**WHAT IS BEING ASKED**
Which lines below hold the word "text"? Copy all of them.

**TASK INPUT**

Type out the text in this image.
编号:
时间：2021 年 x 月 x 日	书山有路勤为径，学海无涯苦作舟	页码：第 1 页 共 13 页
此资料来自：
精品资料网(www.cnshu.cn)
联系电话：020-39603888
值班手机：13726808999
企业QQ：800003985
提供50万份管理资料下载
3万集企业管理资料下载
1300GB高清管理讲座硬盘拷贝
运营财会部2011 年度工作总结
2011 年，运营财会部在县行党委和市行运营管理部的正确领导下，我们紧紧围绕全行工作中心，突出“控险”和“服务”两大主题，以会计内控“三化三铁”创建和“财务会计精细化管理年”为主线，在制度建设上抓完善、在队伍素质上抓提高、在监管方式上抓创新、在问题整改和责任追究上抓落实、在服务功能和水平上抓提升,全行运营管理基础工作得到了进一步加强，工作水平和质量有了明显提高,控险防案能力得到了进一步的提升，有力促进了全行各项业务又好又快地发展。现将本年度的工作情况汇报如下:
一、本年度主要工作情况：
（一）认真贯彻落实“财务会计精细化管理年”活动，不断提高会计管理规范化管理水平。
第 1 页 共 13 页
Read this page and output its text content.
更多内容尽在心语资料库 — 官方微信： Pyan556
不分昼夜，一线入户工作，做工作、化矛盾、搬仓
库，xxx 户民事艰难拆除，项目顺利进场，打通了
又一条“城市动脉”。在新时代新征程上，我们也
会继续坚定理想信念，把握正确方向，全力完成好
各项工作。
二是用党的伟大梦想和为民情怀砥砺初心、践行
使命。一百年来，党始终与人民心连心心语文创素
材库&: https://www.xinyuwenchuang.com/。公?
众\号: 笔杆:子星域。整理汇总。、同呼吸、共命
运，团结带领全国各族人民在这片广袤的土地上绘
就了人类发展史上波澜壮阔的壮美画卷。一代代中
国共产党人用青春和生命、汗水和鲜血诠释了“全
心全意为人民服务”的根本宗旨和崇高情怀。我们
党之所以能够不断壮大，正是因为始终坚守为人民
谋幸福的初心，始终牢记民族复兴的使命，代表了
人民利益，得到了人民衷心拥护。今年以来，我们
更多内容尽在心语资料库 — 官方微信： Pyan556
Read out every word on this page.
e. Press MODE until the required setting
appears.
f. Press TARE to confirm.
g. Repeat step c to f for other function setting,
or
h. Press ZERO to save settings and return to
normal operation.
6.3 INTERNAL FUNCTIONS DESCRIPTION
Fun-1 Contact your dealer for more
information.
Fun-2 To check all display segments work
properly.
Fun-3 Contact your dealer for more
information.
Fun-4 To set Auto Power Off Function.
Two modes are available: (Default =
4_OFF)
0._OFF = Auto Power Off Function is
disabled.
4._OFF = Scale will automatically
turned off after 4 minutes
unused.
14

**EXERCISE SOLUTION**
Type out the text in this image.
Read this page and output its text content.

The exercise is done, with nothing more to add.